(Lines of data)
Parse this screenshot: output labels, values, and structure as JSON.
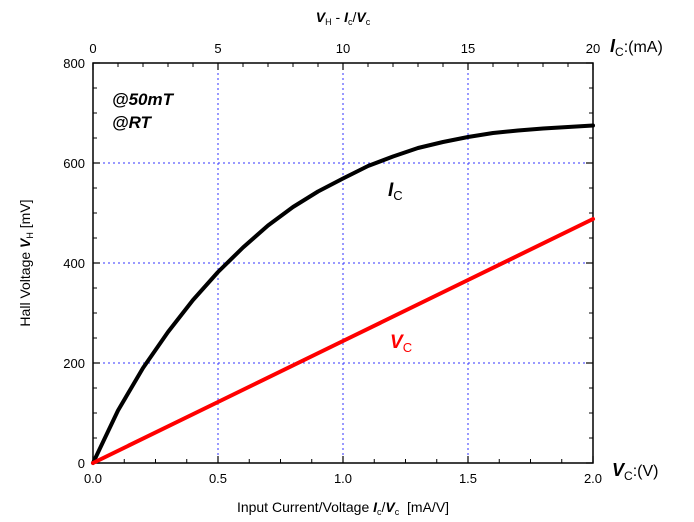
{
  "chart_data": {
    "type": "line",
    "top_title": {
      "part1": "V",
      "part1_sub": "H",
      "sep": " - ",
      "part2": "I",
      "part2_sub": "c",
      "slash": "/",
      "part3": "V",
      "part3_sub": "c"
    },
    "ylabel": {
      "prefix": "Hall Voltage ",
      "sym": "V",
      "sub": "H",
      "unit": " [mV]"
    },
    "xlabel": {
      "prefix": "Input Current/Voltage ",
      "sym1": "I",
      "sub1": "c",
      "slash": "/",
      "sym2": "V",
      "sub2": "c",
      "unit": "  [mA/V]"
    },
    "top_axis_label": {
      "sym": "I",
      "sub": "C",
      "unit": ":(mA)"
    },
    "right_axis_label": {
      "sym": "V",
      "sub": "C",
      "unit": ":(V)"
    },
    "annotations": {
      "line1": "@50mT",
      "line2": "@RT"
    },
    "xlim": [
      0,
      2.0
    ],
    "ylim": [
      0,
      800
    ],
    "top_xlim": [
      0,
      20
    ],
    "x_ticks": [
      "0.0",
      "0.5",
      "1.0",
      "1.5",
      "2.0"
    ],
    "x_tick_values": [
      0,
      0.5,
      1.0,
      1.5,
      2.0
    ],
    "y_ticks": [
      "0",
      "200",
      "400",
      "600",
      "800"
    ],
    "y_tick_values": [
      0,
      200,
      400,
      600,
      800
    ],
    "top_ticks": [
      "0",
      "5",
      "10",
      "15",
      "20"
    ],
    "top_tick_values": [
      0,
      5,
      10,
      15,
      20
    ],
    "grid": true,
    "series": [
      {
        "name": "I",
        "name_sub": "C",
        "color": "#000000",
        "axis": "top",
        "x": [
          0,
          1,
          2,
          3,
          4,
          5,
          6,
          7,
          8,
          9,
          10,
          11,
          12,
          13,
          14,
          15,
          16,
          17,
          18,
          19,
          20
        ],
        "y": [
          0,
          105,
          190,
          262,
          326,
          382,
          431,
          475,
          512,
          543,
          569,
          594,
          613,
          630,
          642,
          652,
          660,
          665,
          669,
          672,
          675
        ]
      },
      {
        "name": "V",
        "name_sub": "C",
        "color": "#ff0000",
        "axis": "bottom",
        "x": [
          0,
          0.5,
          1.0,
          1.5,
          2.0
        ],
        "y": [
          0,
          122,
          244,
          366,
          488
        ]
      }
    ]
  }
}
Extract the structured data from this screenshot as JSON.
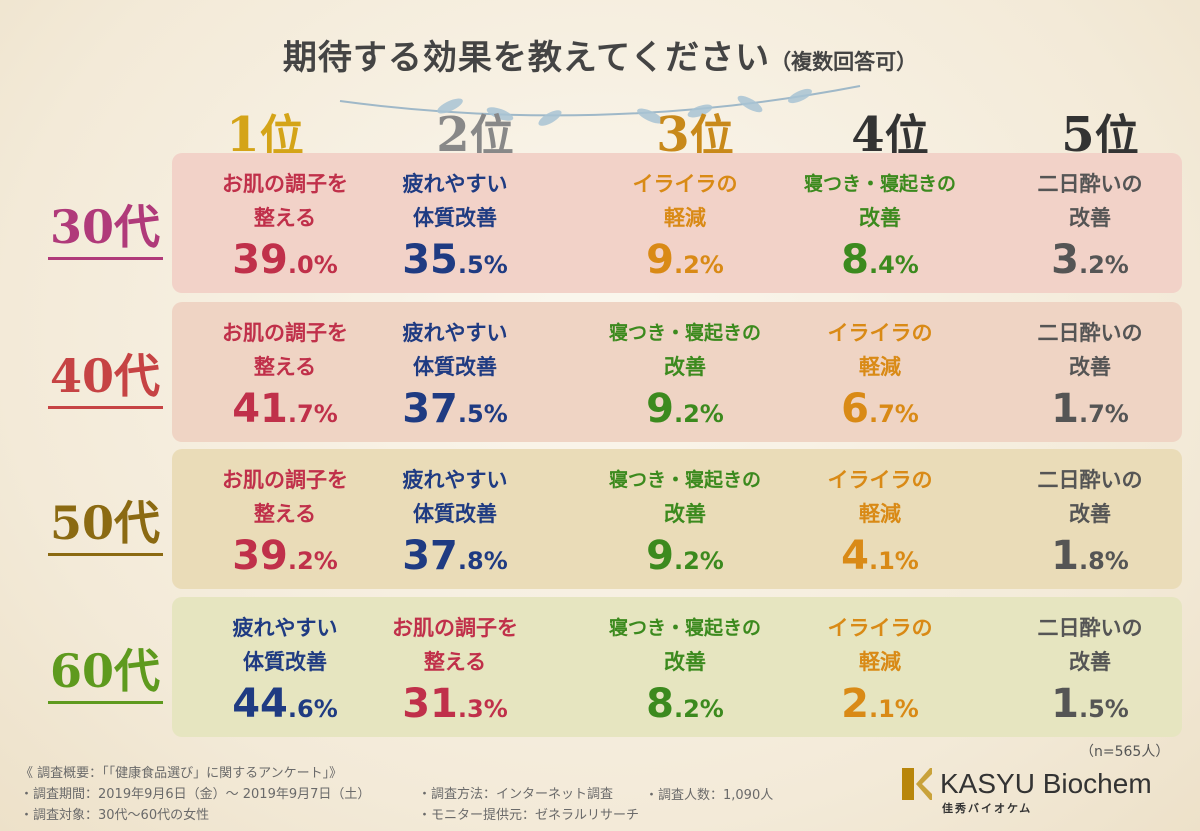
{
  "title": {
    "main": "期待する効果を教えてください",
    "sub": "（複数回答可）"
  },
  "ranks": [
    {
      "num": "1",
      "suffix": "位",
      "color": "#d4a418"
    },
    {
      "num": "2",
      "suffix": "位",
      "color": "#888888"
    },
    {
      "num": "3",
      "suffix": "位",
      "color": "#c8891a"
    },
    {
      "num": "4",
      "suffix": "位",
      "color": "#333333"
    },
    {
      "num": "5",
      "suffix": "位",
      "color": "#333333"
    }
  ],
  "rows": [
    {
      "age": "30",
      "age_suffix": "代",
      "age_color": "#b03a7a",
      "bg": "#f2d2c8",
      "cells": [
        {
          "l1": "お肌の調子を",
          "l2": "整える",
          "v": "39",
          "d": ".0%",
          "c": "red"
        },
        {
          "l1": "疲れやすい",
          "l2": "体質改善",
          "v": "35",
          "d": ".5%",
          "c": "blue"
        },
        {
          "l1": "イライラの",
          "l2": "軽減",
          "v": "9",
          "d": ".2%",
          "c": "orange"
        },
        {
          "l1": "寝つき・寝起きの",
          "l2": "改善",
          "v": "8",
          "d": ".4%",
          "c": "green"
        },
        {
          "l1": "二日酔いの",
          "l2": "改善",
          "v": "3",
          "d": ".2%",
          "c": "gray"
        }
      ]
    },
    {
      "age": "40",
      "age_suffix": "代",
      "age_color": "#c64344",
      "bg": "#efd4c4",
      "cells": [
        {
          "l1": "お肌の調子を",
          "l2": "整える",
          "v": "41",
          "d": ".7%",
          "c": "red"
        },
        {
          "l1": "疲れやすい",
          "l2": "体質改善",
          "v": "37",
          "d": ".5%",
          "c": "blue"
        },
        {
          "l1": "寝つき・寝起きの",
          "l2": "改善",
          "v": "9",
          "d": ".2%",
          "c": "green"
        },
        {
          "l1": "イライラの",
          "l2": "軽減",
          "v": "6",
          "d": ".7%",
          "c": "orange"
        },
        {
          "l1": "二日酔いの",
          "l2": "改善",
          "v": "1",
          "d": ".7%",
          "c": "gray"
        }
      ]
    },
    {
      "age": "50",
      "age_suffix": "代",
      "age_color": "#8b6a12",
      "bg": "#eadcb8",
      "cells": [
        {
          "l1": "お肌の調子を",
          "l2": "整える",
          "v": "39",
          "d": ".2%",
          "c": "red"
        },
        {
          "l1": "疲れやすい",
          "l2": "体質改善",
          "v": "37",
          "d": ".8%",
          "c": "blue"
        },
        {
          "l1": "寝つき・寝起きの",
          "l2": "改善",
          "v": "9",
          "d": ".2%",
          "c": "green"
        },
        {
          "l1": "イライラの",
          "l2": "軽減",
          "v": "4",
          "d": ".1%",
          "c": "orange"
        },
        {
          "l1": "二日酔いの",
          "l2": "改善",
          "v": "1",
          "d": ".8%",
          "c": "gray"
        }
      ]
    },
    {
      "age": "60",
      "age_suffix": "代",
      "age_color": "#5e9a1e",
      "bg": "#e6e5c0",
      "cells": [
        {
          "l1": "疲れやすい",
          "l2": "体質改善",
          "v": "44",
          "d": ".6%",
          "c": "blue"
        },
        {
          "l1": "お肌の調子を",
          "l2": "整える",
          "v": "31",
          "d": ".3%",
          "c": "red"
        },
        {
          "l1": "寝つき・寝起きの",
          "l2": "改善",
          "v": "8",
          "d": ".2%",
          "c": "green"
        },
        {
          "l1": "イライラの",
          "l2": "軽減",
          "v": "2",
          "d": ".1%",
          "c": "orange"
        },
        {
          "l1": "二日酔いの",
          "l2": "改善",
          "v": "1",
          "d": ".5%",
          "c": "gray"
        }
      ]
    }
  ],
  "chart_data": {
    "type": "table",
    "title": "期待する効果を教えてください（複数回答可）",
    "columns": [
      "1位",
      "2位",
      "3位",
      "4位",
      "5位"
    ],
    "rows": [
      {
        "age": "30代",
        "items": [
          [
            "お肌の調子を整える",
            39.0
          ],
          [
            "疲れやすい体質改善",
            35.5
          ],
          [
            "イライラの軽減",
            9.2
          ],
          [
            "寝つき・寝起きの改善",
            8.4
          ],
          [
            "二日酔いの改善",
            3.2
          ]
        ]
      },
      {
        "age": "40代",
        "items": [
          [
            "お肌の調子を整える",
            41.7
          ],
          [
            "疲れやすい体質改善",
            37.5
          ],
          [
            "寝つき・寝起きの改善",
            9.2
          ],
          [
            "イライラの軽減",
            6.7
          ],
          [
            "二日酔いの改善",
            1.7
          ]
        ]
      },
      {
        "age": "50代",
        "items": [
          [
            "お肌の調子を整える",
            39.2
          ],
          [
            "疲れやすい体質改善",
            37.8
          ],
          [
            "寝つき・寝起きの改善",
            9.2
          ],
          [
            "イライラの軽減",
            4.1
          ],
          [
            "二日酔いの改善",
            1.8
          ]
        ]
      },
      {
        "age": "60代",
        "items": [
          [
            "疲れやすい体質改善",
            44.6
          ],
          [
            "お肌の調子を整える",
            31.3
          ],
          [
            "寝つき・寝起きの改善",
            8.2
          ],
          [
            "イライラの軽減",
            2.1
          ],
          [
            "二日酔いの改善",
            1.5
          ]
        ]
      }
    ],
    "unit": "%"
  },
  "sample_note": "（n=565人）",
  "footer": {
    "heading": "《 調査概要：「「健康食品選び」に関するアンケート」》",
    "period": "・調査期間：2019年9月6日（金）～ 2019年9月7日（土）",
    "target": "・調査対象：30代～60代の女性",
    "method": "・調査方法：インターネット調査",
    "count": "・調査人数：1,090人",
    "monitor": "・モニター提供元：ゼネラルリサーチ"
  },
  "brand": {
    "name": "KASYU Biochem",
    "kana": "佳秀バイオケム"
  }
}
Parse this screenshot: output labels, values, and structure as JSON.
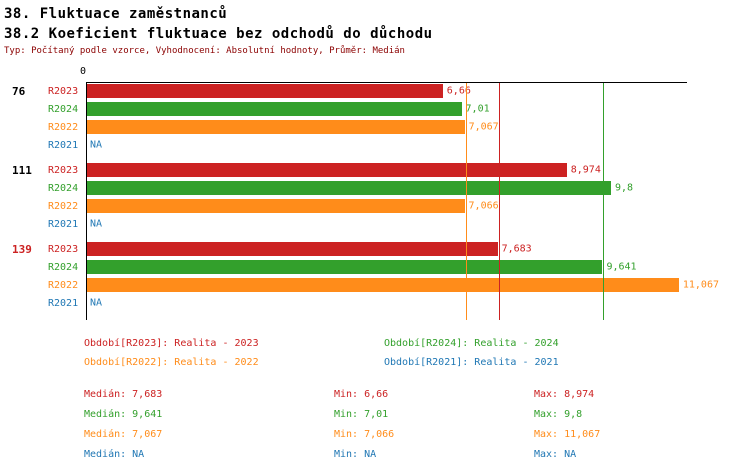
{
  "header": {
    "title": "38. Fluktuace zaměstnanců",
    "subtitle": "38.2 Koeficient fluktuace bez odchodů do důchodu",
    "meta": "Typ: Počítaný podle vzorce, Vyhodnocení: Absolutní hodnoty, Průměr: Medián"
  },
  "colors": {
    "red": "#CC2222",
    "green": "#33A02C",
    "orange": "#FF8C1A",
    "blue": "#1F77B4",
    "meta_text": "#8B0000",
    "axis": "#000000",
    "label_black": "#000000"
  },
  "chart_data": {
    "type": "bar",
    "orientation": "horizontal",
    "title": "38.2 Koeficient fluktuace bez odchodů do důchodu",
    "axis": {
      "min": 0,
      "max": 11.2,
      "origin_label": "0"
    },
    "series_colors": {
      "R2023": "red",
      "R2024": "green",
      "R2022": "orange",
      "R2021": "blue"
    },
    "groups": [
      {
        "label": "76",
        "label_color": "label_black",
        "bars": [
          {
            "series": "R2023",
            "value": 6.66,
            "label": "6,66"
          },
          {
            "series": "R2024",
            "value": 7.01,
            "label": "7,01"
          },
          {
            "series": "R2022",
            "value": 7.067,
            "label": "7,067"
          },
          {
            "series": "R2021",
            "value": null,
            "label": "NA"
          }
        ]
      },
      {
        "label": "111",
        "label_color": "label_black",
        "bars": [
          {
            "series": "R2023",
            "value": 8.974,
            "label": "8,974"
          },
          {
            "series": "R2024",
            "value": 9.8,
            "label": "9,8"
          },
          {
            "series": "R2022",
            "value": 7.066,
            "label": "7,066"
          },
          {
            "series": "R2021",
            "value": null,
            "label": "NA"
          }
        ]
      },
      {
        "label": "139",
        "label_color": "red",
        "bars": [
          {
            "series": "R2023",
            "value": 7.683,
            "label": "7,683"
          },
          {
            "series": "R2024",
            "value": 9.641,
            "label": "9,641"
          },
          {
            "series": "R2022",
            "value": 11.067,
            "label": "11,067"
          },
          {
            "series": "R2021",
            "value": null,
            "label": "NA"
          }
        ]
      }
    ],
    "median_lines": [
      {
        "value": 7.683,
        "color": "red"
      },
      {
        "value": 9.641,
        "color": "green"
      },
      {
        "value": 7.067,
        "color": "orange"
      }
    ]
  },
  "legend": [
    {
      "label": "Období[R2023]: Realita - 2023",
      "color": "red"
    },
    {
      "label": "Období[R2024]: Realita - 2024",
      "color": "green"
    },
    {
      "label": "Období[R2022]: Realita - 2022",
      "color": "orange"
    },
    {
      "label": "Období[R2021]: Realita - 2021",
      "color": "blue"
    }
  ],
  "stats": [
    {
      "color": "red",
      "median": "Medián: 7,683",
      "min": "Min: 6,66",
      "max": "Max: 8,974"
    },
    {
      "color": "green",
      "median": "Medián: 9,641",
      "min": "Min: 7,01",
      "max": "Max: 9,8"
    },
    {
      "color": "orange",
      "median": "Medián: 7,067",
      "min": "Min: 7,066",
      "max": "Max: 11,067"
    },
    {
      "color": "blue",
      "median": "Medián: NA",
      "min": "Min: NA",
      "max": "Max: NA"
    }
  ]
}
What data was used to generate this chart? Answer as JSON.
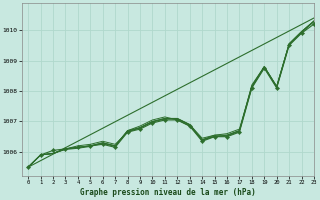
{
  "title": "Graphe pression niveau de la mer (hPa)",
  "bg_color": "#c8e8e0",
  "grid_color": "#b0d8cc",
  "line_color": "#2d6e2d",
  "xlim": [
    -0.5,
    23
  ],
  "ylim": [
    1005.2,
    1010.9
  ],
  "yticks": [
    1006,
    1007,
    1008,
    1009,
    1010
  ],
  "xticks": [
    0,
    1,
    2,
    3,
    4,
    5,
    6,
    7,
    8,
    9,
    10,
    11,
    12,
    13,
    14,
    15,
    16,
    17,
    18,
    19,
    20,
    21,
    22,
    23
  ],
  "series_marked": [
    1005.5,
    1005.9,
    1006.05,
    1006.1,
    1006.15,
    1006.2,
    1006.25,
    1006.15,
    1006.65,
    1006.75,
    1006.95,
    1007.05,
    1007.05,
    1006.85,
    1006.35,
    1006.5,
    1006.5,
    1006.65,
    1008.1,
    1008.75,
    1008.1,
    1009.5,
    1009.9,
    1010.2
  ],
  "series_smooth": [
    [
      1005.5,
      1005.9,
      1005.95,
      1006.1,
      1006.2,
      1006.25,
      1006.35,
      1006.25,
      1006.65,
      1006.8,
      1007.0,
      1007.1,
      1007.1,
      1006.9,
      1006.45,
      1006.55,
      1006.6,
      1006.75,
      1008.15,
      1008.8,
      1008.15,
      1009.55,
      1009.95,
      1010.3
    ],
    [
      1005.5,
      1005.9,
      1005.95,
      1006.1,
      1006.15,
      1006.2,
      1006.3,
      1006.2,
      1006.7,
      1006.85,
      1007.05,
      1007.15,
      1007.05,
      1006.85,
      1006.4,
      1006.5,
      1006.55,
      1006.7,
      1008.2,
      1008.8,
      1008.15,
      1009.55,
      1009.95,
      1010.3
    ],
    [
      1005.5,
      1005.9,
      1005.95,
      1006.1,
      1006.15,
      1006.2,
      1006.3,
      1006.2,
      1006.7,
      1006.8,
      1007.0,
      1007.1,
      1007.1,
      1006.9,
      1006.4,
      1006.55,
      1006.55,
      1006.7,
      1008.15,
      1008.8,
      1008.15,
      1009.55,
      1009.95,
      1010.3
    ],
    [
      1005.5,
      1005.9,
      1005.95,
      1006.08,
      1006.12,
      1006.18,
      1006.28,
      1006.18,
      1006.68,
      1006.78,
      1006.98,
      1007.08,
      1007.08,
      1006.88,
      1006.38,
      1006.52,
      1006.52,
      1006.68,
      1008.12,
      1008.78,
      1008.12,
      1009.52,
      1009.92,
      1010.28
    ]
  ]
}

*Aim:* Where a line in the material contains "Období", copy that line.

*Correct result:*
      "label": "Období[R2023]: Realita - 2023",
      "label": "Období[R2024]: Realita - 2024",
      "label": "Období[R2022]: Realita - 2022",
      "label": "Období[R2021]: Realita - 2021",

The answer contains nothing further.